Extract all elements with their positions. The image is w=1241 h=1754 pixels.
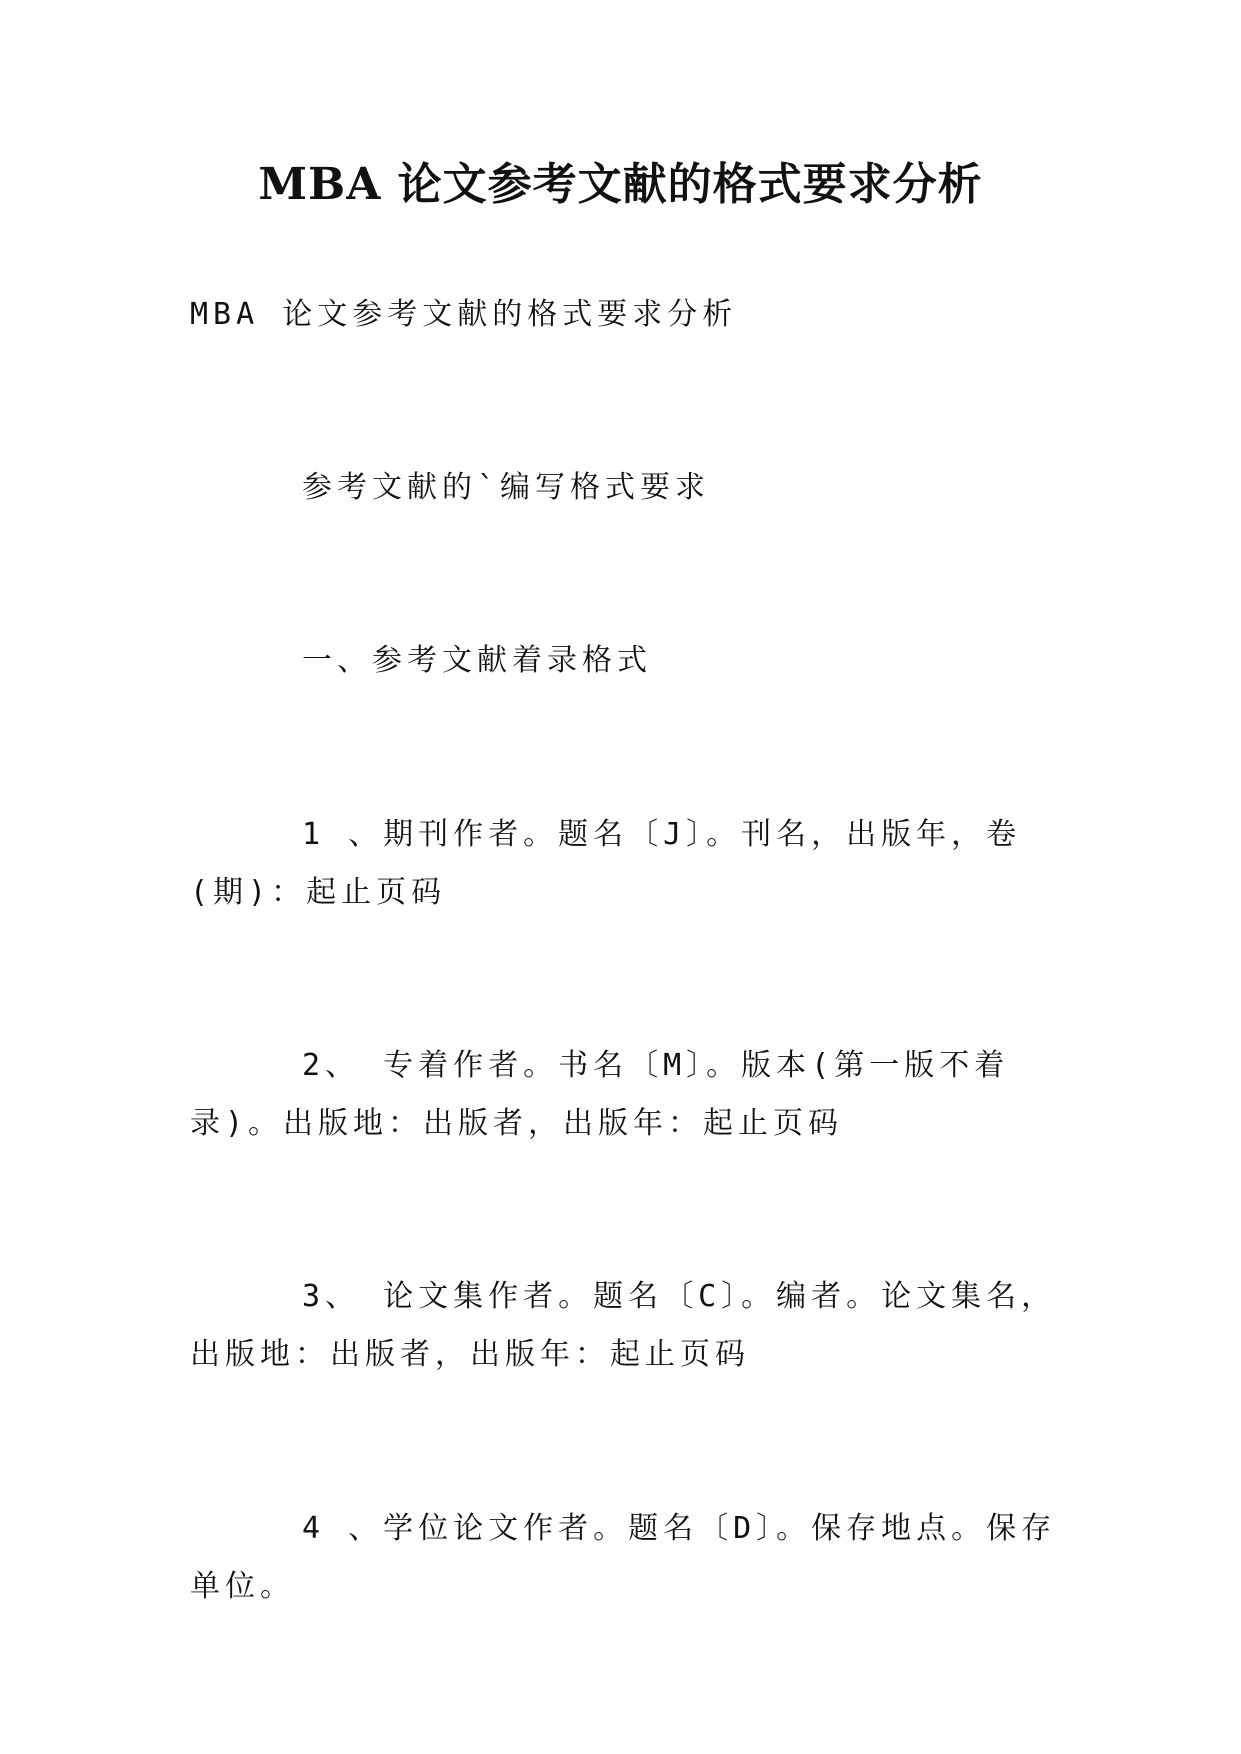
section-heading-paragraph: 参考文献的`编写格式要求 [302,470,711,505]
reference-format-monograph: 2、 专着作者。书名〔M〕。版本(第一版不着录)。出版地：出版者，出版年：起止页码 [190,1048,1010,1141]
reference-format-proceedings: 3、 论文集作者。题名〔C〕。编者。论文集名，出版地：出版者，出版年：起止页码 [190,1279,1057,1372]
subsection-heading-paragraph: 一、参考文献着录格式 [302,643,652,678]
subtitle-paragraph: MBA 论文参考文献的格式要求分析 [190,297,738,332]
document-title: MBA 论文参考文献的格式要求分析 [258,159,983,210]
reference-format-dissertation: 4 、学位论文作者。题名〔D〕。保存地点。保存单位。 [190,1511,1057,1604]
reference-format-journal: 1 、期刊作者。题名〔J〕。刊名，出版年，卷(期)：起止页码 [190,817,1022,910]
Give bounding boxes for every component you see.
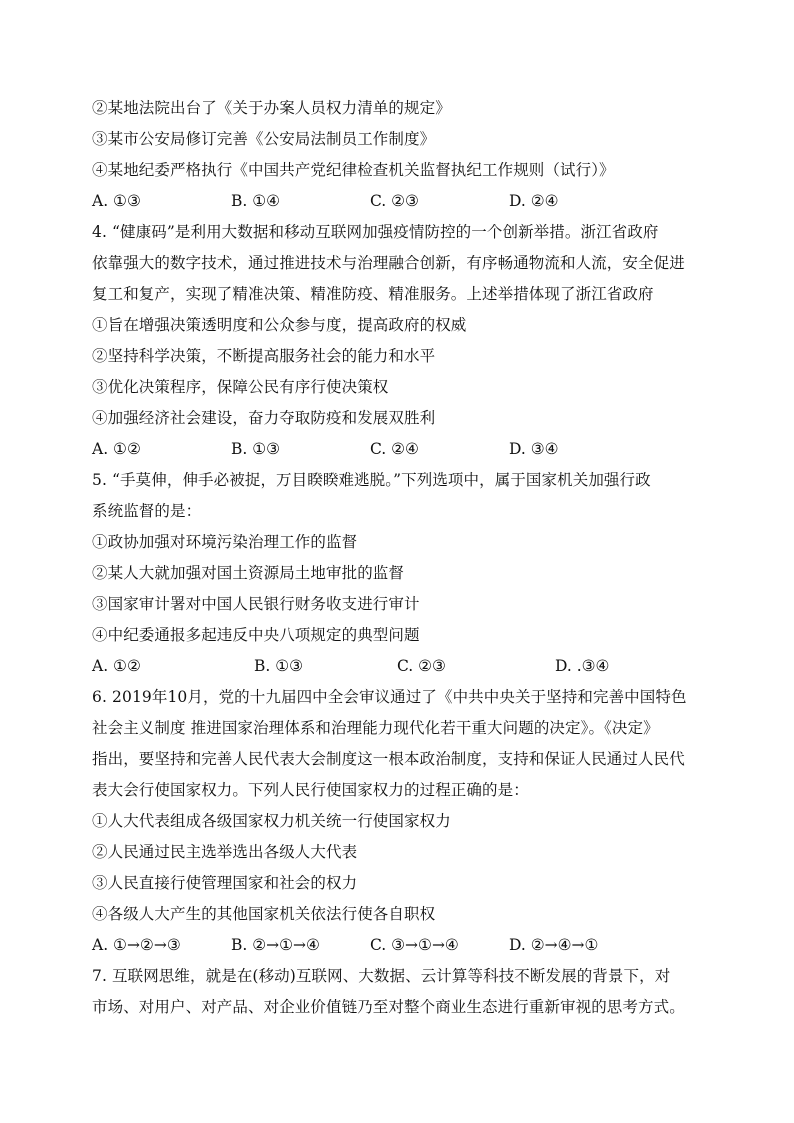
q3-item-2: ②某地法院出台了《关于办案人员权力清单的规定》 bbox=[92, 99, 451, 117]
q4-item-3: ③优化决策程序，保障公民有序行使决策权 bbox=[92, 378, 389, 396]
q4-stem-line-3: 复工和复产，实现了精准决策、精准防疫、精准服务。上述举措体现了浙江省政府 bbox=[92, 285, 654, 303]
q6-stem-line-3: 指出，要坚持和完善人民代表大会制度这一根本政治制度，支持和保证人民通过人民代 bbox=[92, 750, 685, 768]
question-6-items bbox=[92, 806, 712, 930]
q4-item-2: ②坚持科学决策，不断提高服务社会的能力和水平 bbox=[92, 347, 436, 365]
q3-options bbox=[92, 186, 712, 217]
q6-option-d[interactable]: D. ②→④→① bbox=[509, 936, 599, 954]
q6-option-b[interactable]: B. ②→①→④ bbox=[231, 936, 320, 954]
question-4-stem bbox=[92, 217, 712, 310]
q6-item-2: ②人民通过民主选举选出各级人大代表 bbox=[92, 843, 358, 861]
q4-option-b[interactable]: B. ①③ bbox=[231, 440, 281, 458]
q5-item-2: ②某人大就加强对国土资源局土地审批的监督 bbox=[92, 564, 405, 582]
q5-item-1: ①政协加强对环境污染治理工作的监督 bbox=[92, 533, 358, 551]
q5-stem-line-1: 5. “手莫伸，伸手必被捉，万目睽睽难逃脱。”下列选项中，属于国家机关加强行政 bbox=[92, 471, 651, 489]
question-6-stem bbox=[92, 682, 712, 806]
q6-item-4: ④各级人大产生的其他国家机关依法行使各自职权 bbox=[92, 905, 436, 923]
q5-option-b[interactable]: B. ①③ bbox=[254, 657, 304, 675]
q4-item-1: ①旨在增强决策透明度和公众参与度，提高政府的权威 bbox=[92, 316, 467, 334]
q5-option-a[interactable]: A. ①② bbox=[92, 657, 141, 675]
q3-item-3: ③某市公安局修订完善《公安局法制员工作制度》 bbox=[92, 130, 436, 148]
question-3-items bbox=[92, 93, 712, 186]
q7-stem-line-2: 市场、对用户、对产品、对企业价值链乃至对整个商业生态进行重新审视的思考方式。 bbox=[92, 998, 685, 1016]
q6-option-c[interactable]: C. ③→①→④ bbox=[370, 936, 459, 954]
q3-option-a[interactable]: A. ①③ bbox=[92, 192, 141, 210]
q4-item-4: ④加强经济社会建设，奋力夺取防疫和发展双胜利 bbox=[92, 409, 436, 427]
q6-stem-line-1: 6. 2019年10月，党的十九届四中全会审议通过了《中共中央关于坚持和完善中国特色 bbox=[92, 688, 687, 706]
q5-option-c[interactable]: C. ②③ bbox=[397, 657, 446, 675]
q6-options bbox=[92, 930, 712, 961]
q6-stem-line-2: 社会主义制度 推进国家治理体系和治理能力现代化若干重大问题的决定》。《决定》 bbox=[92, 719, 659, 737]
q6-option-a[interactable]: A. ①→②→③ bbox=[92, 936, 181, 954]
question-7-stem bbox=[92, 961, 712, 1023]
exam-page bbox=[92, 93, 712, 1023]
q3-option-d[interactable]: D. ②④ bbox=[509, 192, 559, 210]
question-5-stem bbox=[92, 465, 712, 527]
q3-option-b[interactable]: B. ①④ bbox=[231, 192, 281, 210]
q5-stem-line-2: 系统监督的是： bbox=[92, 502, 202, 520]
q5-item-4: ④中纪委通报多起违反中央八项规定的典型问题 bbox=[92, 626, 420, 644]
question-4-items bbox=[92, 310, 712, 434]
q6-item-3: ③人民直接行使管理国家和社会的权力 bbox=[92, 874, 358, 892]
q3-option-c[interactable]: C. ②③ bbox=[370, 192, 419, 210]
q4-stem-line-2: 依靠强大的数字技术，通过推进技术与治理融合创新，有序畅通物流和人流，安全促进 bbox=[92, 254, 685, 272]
□ □ □ □ □
Given problem — Could you output the record lines from the one containing "q3-item-2: ②某地法院出台了《关于办案人员权力清单的规定》 bbox=[92, 99, 451, 117]" through the one containing "q6-item-2: ②人民通过民主选举选出各级人大代表 bbox=[92, 843, 358, 861]", both ends included, as a Markdown table with an Index column numbering each row and a Text column holding the line, leaving out any blank lines?

Solution to this problem —
| Index | Text |
|---|---|
| 1 | q3-item-2: ②某地法院出台了《关于办案人员权力清单的规定》 bbox=[92, 99, 451, 117] |
| 2 | q4-item-3: ③优化决策程序，保障公民有序行使决策权 bbox=[92, 378, 389, 396] |
| 3 | q4-stem-line-3: 复工和复产，实现了精准决策、精准防疫、精准服务。上述举措体现了浙江省政府 bbox=[92, 285, 654, 303] |
| 4 | q6-stem-line-3: 指出，要坚持和完善人民代表大会制度这一根本政治制度，支持和保证人民通过人民代 bbox=[92, 750, 685, 768] |
| 5 | question-6-items bbox=[92, 806, 712, 930] |
| 6 | q4-item-2: ②坚持科学决策，不断提高服务社会的能力和水平 bbox=[92, 347, 436, 365] |
| 7 | q3-options bbox=[92, 186, 712, 217] |
| 8 | q6-option-d[interactable]: D. ②→④→① bbox=[509, 936, 599, 954] |
| 9 | q6-option-b[interactable]: B. ②→①→④ bbox=[231, 936, 320, 954] |
| 10 | question-4-stem bbox=[92, 217, 712, 310] |
| 11 | q6-item-2: ②人民通过民主选举选出各级人大代表 bbox=[92, 843, 358, 861] |